_Brief_: Please copy every line of the records below that holds the word "name".

_Dataset records on visual material_:
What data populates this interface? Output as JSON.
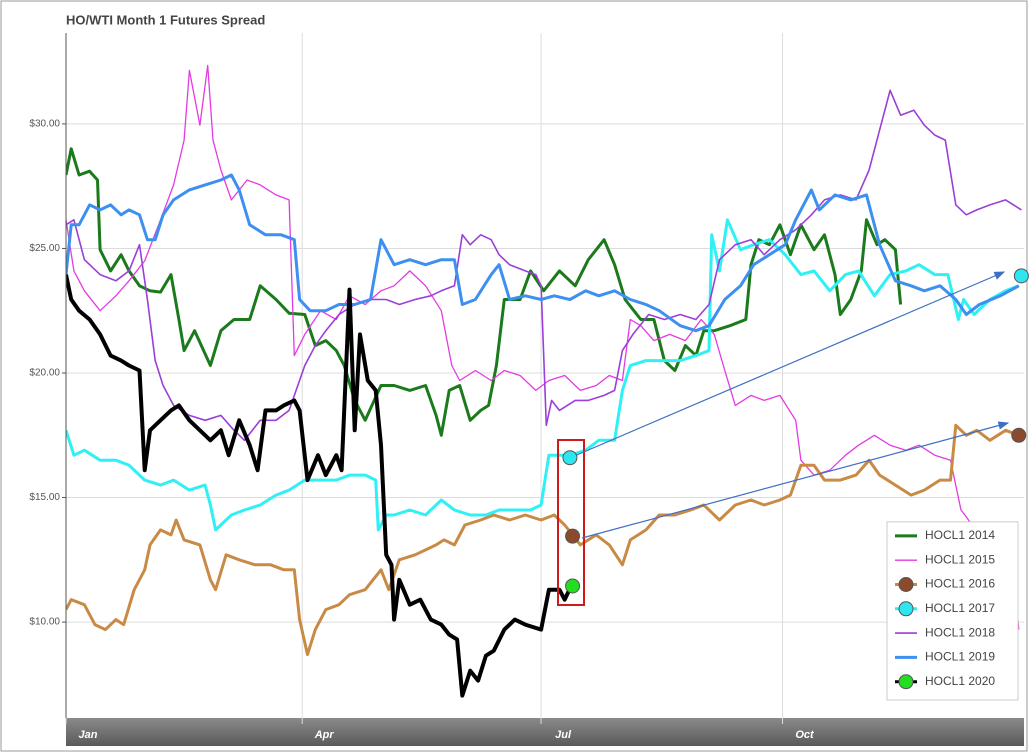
{
  "chart_data": {
    "type": "line",
    "title": "HO/WTI Month 1 Futures Spread",
    "xlim": [
      0,
      365
    ],
    "xticks": [
      {
        "value": 0,
        "label": "Jan"
      },
      {
        "value": 90,
        "label": "Apr"
      },
      {
        "value": 181,
        "label": "Jul"
      },
      {
        "value": 273,
        "label": "Oct"
      }
    ],
    "ylim": [
      6.15,
      33.65
    ],
    "yticks": [
      {
        "value": 10,
        "label": "$10.00"
      },
      {
        "value": 15,
        "label": "$15.00"
      },
      {
        "value": 20,
        "label": "$20.00"
      },
      {
        "value": 25,
        "label": "$25.00"
      },
      {
        "value": 30,
        "label": "$30.00"
      }
    ],
    "grid": true,
    "legend": "bottom-right",
    "series": [
      {
        "name": "HOCL1 2014",
        "color": "#1b7a1b",
        "line_width": 3,
        "x": [
          0,
          2,
          5,
          9,
          12,
          13,
          17,
          21,
          24,
          28,
          32,
          36,
          40,
          43,
          45,
          49,
          55,
          59,
          64,
          70,
          74,
          80,
          85,
          91,
          95,
          99,
          103,
          106,
          110,
          114,
          120,
          125,
          131,
          137,
          141,
          143,
          146,
          150,
          154,
          158,
          161,
          164,
          167,
          173,
          177,
          182,
          188,
          194,
          199,
          205,
          209,
          213,
          219,
          224,
          228,
          232,
          236,
          240,
          243,
          247,
          253,
          259,
          261,
          264,
          268,
          272,
          276,
          280,
          285,
          289,
          293,
          295,
          299,
          303,
          305,
          309,
          312,
          316,
          318
        ],
        "values": [
          27.95,
          29.0,
          27.95,
          28.1,
          27.75,
          24.95,
          24.1,
          24.75,
          24.1,
          23.5,
          23.3,
          23.25,
          23.95,
          22.15,
          20.9,
          21.7,
          20.3,
          21.7,
          22.15,
          22.15,
          23.5,
          22.95,
          22.4,
          22.35,
          21.1,
          21.3,
          20.9,
          20.3,
          18.9,
          18.1,
          19.5,
          19.5,
          19.3,
          19.5,
          18.3,
          17.5,
          19.3,
          19.5,
          18.1,
          18.5,
          18.7,
          20.3,
          22.95,
          22.95,
          24.1,
          23.3,
          24.1,
          23.5,
          24.55,
          25.35,
          24.35,
          22.95,
          22.15,
          22.15,
          20.5,
          20.1,
          21.1,
          20.7,
          21.7,
          21.7,
          21.9,
          22.15,
          24.35,
          25.35,
          25.15,
          25.95,
          24.75,
          25.95,
          24.95,
          25.55,
          23.95,
          22.35,
          22.95,
          24.1,
          26.15,
          25.15,
          25.35,
          24.95,
          22.75
        ]
      },
      {
        "name": "HOCL1 2015",
        "color": "#e33be3",
        "line_width": 1.3,
        "x": [
          0,
          3,
          7,
          13,
          19,
          24,
          30,
          36,
          41,
          45,
          47,
          51,
          54,
          56,
          59,
          63,
          69,
          74,
          80,
          85,
          87,
          91,
          97,
          103,
          108,
          114,
          120,
          125,
          131,
          137,
          143,
          147,
          150,
          156,
          162,
          167,
          173,
          179,
          184,
          190,
          196,
          202,
          207,
          212,
          215,
          219,
          224,
          230,
          236,
          242,
          247,
          251,
          255,
          261,
          266,
          272,
          278,
          280,
          285,
          291,
          297,
          302,
          308,
          314,
          320,
          325,
          331,
          337,
          341,
          342.5,
          352,
          361.5,
          363
        ],
        "values": [
          26.15,
          24.1,
          23.3,
          22.5,
          23.1,
          23.7,
          24.5,
          26.15,
          27.55,
          29.35,
          32.15,
          29.95,
          32.35,
          29.35,
          28.15,
          26.95,
          27.75,
          27.55,
          27.15,
          26.95,
          20.7,
          21.55,
          22.5,
          22.15,
          23.1,
          22.75,
          23.3,
          23.5,
          24.1,
          23.5,
          22.5,
          20.3,
          19.7,
          20.1,
          19.7,
          20.1,
          19.9,
          19.3,
          19.7,
          19.9,
          19.3,
          19.5,
          19.9,
          19.7,
          22.15,
          21.9,
          21.3,
          21.55,
          21.3,
          22.15,
          21.55,
          20.1,
          18.7,
          19.1,
          18.9,
          19.1,
          18.1,
          16.5,
          15.9,
          16.1,
          16.7,
          17.1,
          17.5,
          17.1,
          16.9,
          17.1,
          16.7,
          16.5,
          14.5,
          14.3,
          12.9,
          11.5,
          9.7
        ]
      },
      {
        "name": "HOCL1 2016",
        "color": "#c98a45",
        "line_width": 3,
        "marker_color": "#8b4a2b",
        "x": [
          0,
          2,
          7,
          11,
          15,
          19,
          22,
          26,
          30,
          32,
          36,
          40,
          42,
          45,
          51,
          55,
          57,
          61,
          66,
          72,
          78,
          83,
          87,
          89,
          92,
          95,
          99,
          104,
          108,
          114,
          120,
          123,
          127,
          133,
          137,
          141,
          144,
          148,
          152,
          158,
          163,
          169,
          175,
          181,
          186,
          190,
          193,
          196,
          202,
          207,
          212,
          215,
          221,
          226,
          232,
          238,
          243,
          249,
          255,
          261,
          266,
          272,
          276,
          280,
          285,
          289,
          295,
          301,
          306,
          310,
          316,
          322,
          327,
          333,
          337,
          339,
          343,
          347,
          352,
          358,
          363
        ],
        "values": [
          10.5,
          10.9,
          10.7,
          9.9,
          9.7,
          10.1,
          9.9,
          11.3,
          12.1,
          13.1,
          13.7,
          13.5,
          14.1,
          13.3,
          13.1,
          11.7,
          11.3,
          12.7,
          12.5,
          12.3,
          12.3,
          12.1,
          12.1,
          10.1,
          8.7,
          9.7,
          10.5,
          10.7,
          11.1,
          11.3,
          12.1,
          11.3,
          12.5,
          12.7,
          12.9,
          13.1,
          13.3,
          13.1,
          13.9,
          14.1,
          14.3,
          14.1,
          14.3,
          14.1,
          14.3,
          13.9,
          13.5,
          13.1,
          13.5,
          13.1,
          12.3,
          13.3,
          13.7,
          14.3,
          14.3,
          14.5,
          14.7,
          14.1,
          14.7,
          14.9,
          14.7,
          14.9,
          15.1,
          16.3,
          16.3,
          15.7,
          15.7,
          15.9,
          16.5,
          15.9,
          15.5,
          15.1,
          15.3,
          15.7,
          15.7,
          17.9,
          17.5,
          17.7,
          17.3,
          17.7,
          17.5
        ],
        "markers": {
          "x": [
            193,
            363
          ],
          "values": [
            13.45,
            17.5
          ]
        }
      },
      {
        "name": "HOCL1 2017",
        "color": "#2ef0f5",
        "line_width": 3,
        "marker_color": "#2ee6f0",
        "x": [
          0,
          3,
          7,
          13,
          19,
          24,
          30,
          36,
          41,
          47,
          53,
          55,
          57,
          63,
          68,
          74,
          80,
          85,
          91,
          97,
          103,
          108,
          114,
          118,
          119,
          122,
          125,
          131,
          137,
          143,
          148,
          154,
          160,
          165,
          171,
          177,
          181,
          184,
          188,
          192,
          198,
          203,
          209,
          212,
          215,
          221,
          226,
          234,
          240,
          245,
          246,
          249,
          252,
          257,
          262,
          268,
          274,
          280,
          285,
          291,
          297,
          302,
          308,
          314,
          320,
          325,
          331,
          336,
          340,
          342,
          346,
          352,
          358,
          363
        ],
        "values": [
          17.7,
          16.7,
          16.9,
          16.5,
          16.5,
          16.3,
          15.7,
          15.5,
          15.7,
          15.3,
          15.5,
          14.7,
          13.7,
          14.3,
          14.5,
          14.7,
          15.1,
          15.3,
          15.7,
          15.7,
          15.7,
          15.9,
          15.9,
          15.7,
          13.7,
          14.3,
          14.3,
          14.5,
          14.3,
          14.9,
          14.5,
          14.3,
          14.3,
          14.5,
          14.5,
          14.5,
          14.7,
          16.7,
          16.7,
          16.7,
          16.9,
          17.3,
          17.3,
          19.3,
          20.3,
          20.5,
          20.5,
          20.5,
          20.7,
          20.9,
          25.55,
          24.1,
          26.15,
          24.95,
          25.15,
          25.35,
          24.75,
          23.95,
          24.1,
          23.3,
          23.95,
          24.1,
          23.1,
          23.95,
          24.1,
          24.35,
          23.95,
          23.95,
          22.15,
          22.95,
          22.35,
          22.95,
          23.3,
          23.5
        ],
        "markers": {
          "x": [
            192,
            364
          ],
          "values": [
            16.6,
            23.9
          ]
        }
      },
      {
        "name": "HOCL1 2018",
        "color": "#9b3fd8",
        "line_width": 1.6,
        "x": [
          0,
          3,
          7,
          13,
          19,
          24,
          28,
          31,
          34,
          37,
          41,
          47,
          53,
          59,
          64,
          68,
          74,
          80,
          85,
          91,
          95,
          99,
          104,
          110,
          116,
          122,
          127,
          133,
          139,
          143,
          148,
          151,
          154,
          158,
          162,
          165,
          169,
          175,
          179,
          181,
          183,
          185,
          188,
          194,
          199,
          205,
          209,
          212,
          216,
          222,
          228,
          234,
          240,
          245,
          249,
          255,
          261,
          266,
          272,
          278,
          284,
          289,
          295,
          301,
          306,
          310,
          314,
          318,
          323,
          327,
          331,
          335,
          339,
          343,
          347,
          352,
          358,
          364
        ],
        "values": [
          25.95,
          26.15,
          24.55,
          23.95,
          23.7,
          24.1,
          25.15,
          22.95,
          20.5,
          19.5,
          18.7,
          18.3,
          18.1,
          18.3,
          17.7,
          17.3,
          18.1,
          18.1,
          18.5,
          20.3,
          21.1,
          21.7,
          22.35,
          22.75,
          22.95,
          22.95,
          22.75,
          22.95,
          23.1,
          23.3,
          23.5,
          25.55,
          25.15,
          25.55,
          25.35,
          24.75,
          24.35,
          24.1,
          23.95,
          23.5,
          17.9,
          18.9,
          18.5,
          18.9,
          18.9,
          19.1,
          19.3,
          20.9,
          21.55,
          22.35,
          22.15,
          22.35,
          22.15,
          22.75,
          24.55,
          25.15,
          25.35,
          24.75,
          25.35,
          25.75,
          26.35,
          26.95,
          27.15,
          26.95,
          28.15,
          29.75,
          31.35,
          30.35,
          30.55,
          29.95,
          29.55,
          29.35,
          26.75,
          26.35,
          26.55,
          26.75,
          26.95,
          26.55
        ]
      },
      {
        "name": "HOCL1 2019",
        "color": "#3d8ff0",
        "line_width": 3,
        "x": [
          0,
          2,
          5,
          9,
          13,
          17,
          21,
          24,
          28,
          31,
          34,
          37,
          41,
          47,
          53,
          59,
          63,
          66,
          70,
          76,
          82,
          87,
          89,
          93,
          99,
          104,
          110,
          116,
          120,
          125,
          131,
          137,
          143,
          148,
          151,
          156,
          162,
          165,
          169,
          175,
          181,
          186,
          192,
          198,
          203,
          209,
          215,
          221,
          226,
          234,
          240,
          245,
          251,
          257,
          262,
          268,
          274,
          278,
          284,
          287,
          293,
          299,
          305,
          310,
          316,
          322,
          327,
          333,
          339,
          343,
          348,
          356,
          363
        ],
        "values": [
          23.95,
          25.95,
          25.95,
          26.75,
          26.55,
          26.75,
          26.35,
          26.55,
          26.35,
          25.35,
          25.35,
          26.35,
          26.95,
          27.35,
          27.55,
          27.75,
          27.95,
          27.35,
          25.95,
          25.55,
          25.55,
          25.35,
          22.95,
          22.5,
          22.5,
          22.75,
          22.75,
          22.95,
          25.35,
          24.35,
          24.55,
          24.35,
          24.55,
          24.55,
          22.75,
          22.95,
          23.95,
          24.35,
          22.95,
          23.1,
          22.95,
          23.1,
          22.95,
          23.3,
          23.1,
          23.3,
          22.95,
          22.75,
          22.5,
          21.9,
          21.7,
          21.9,
          22.95,
          23.5,
          24.35,
          24.75,
          25.15,
          26.15,
          27.35,
          26.55,
          27.15,
          26.95,
          27.15,
          25.15,
          23.7,
          23.5,
          23.3,
          23.5,
          22.95,
          22.35,
          22.75,
          23.1,
          23.5
        ]
      },
      {
        "name": "HOCL1 2020",
        "color": "#000000",
        "line_width": 4,
        "marker_color": "#22dd22",
        "x": [
          0,
          2,
          5,
          9,
          13,
          17,
          21,
          24,
          28,
          30,
          32,
          36,
          40,
          43,
          47,
          51,
          55,
          59,
          62,
          66,
          70,
          73,
          76,
          80,
          83,
          87,
          89,
          92,
          96,
          99,
          103,
          105,
          108,
          110,
          112,
          115,
          118,
          120,
          122,
          124,
          125,
          127,
          131,
          135,
          139,
          143,
          146,
          149,
          151,
          154,
          157,
          160,
          163,
          167,
          171,
          175,
          181,
          184,
          188,
          190,
          192
        ],
        "values": [
          23.95,
          22.95,
          22.5,
          22.15,
          21.55,
          20.7,
          20.5,
          20.3,
          20.1,
          16.1,
          17.7,
          18.1,
          18.5,
          18.7,
          18.1,
          17.7,
          17.3,
          17.7,
          16.7,
          18.1,
          17.1,
          16.1,
          18.5,
          18.5,
          18.7,
          18.9,
          18.5,
          15.7,
          16.7,
          15.9,
          16.7,
          16.1,
          23.35,
          17.7,
          21.55,
          19.7,
          19.3,
          17.1,
          12.7,
          12.3,
          10.1,
          11.7,
          10.7,
          10.9,
          10.1,
          9.9,
          9.5,
          9.3,
          7.05,
          8.05,
          7.65,
          8.65,
          8.85,
          9.7,
          10.1,
          9.9,
          9.7,
          11.3,
          11.3,
          10.9,
          11.35
        ],
        "markers": {
          "x": [
            193
          ],
          "values": [
            11.45
          ]
        }
      }
    ]
  }
}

_Written response_:
        "name": "HOCL1 2014",
        "name": "HOCL1 2015",
        "name": "HOCL1 2016",
        "name": "HOCL1 2017",
        "name": "HOCL1 2018",
        "name": "HOCL1 2019",
        "name": "HOCL1 2020",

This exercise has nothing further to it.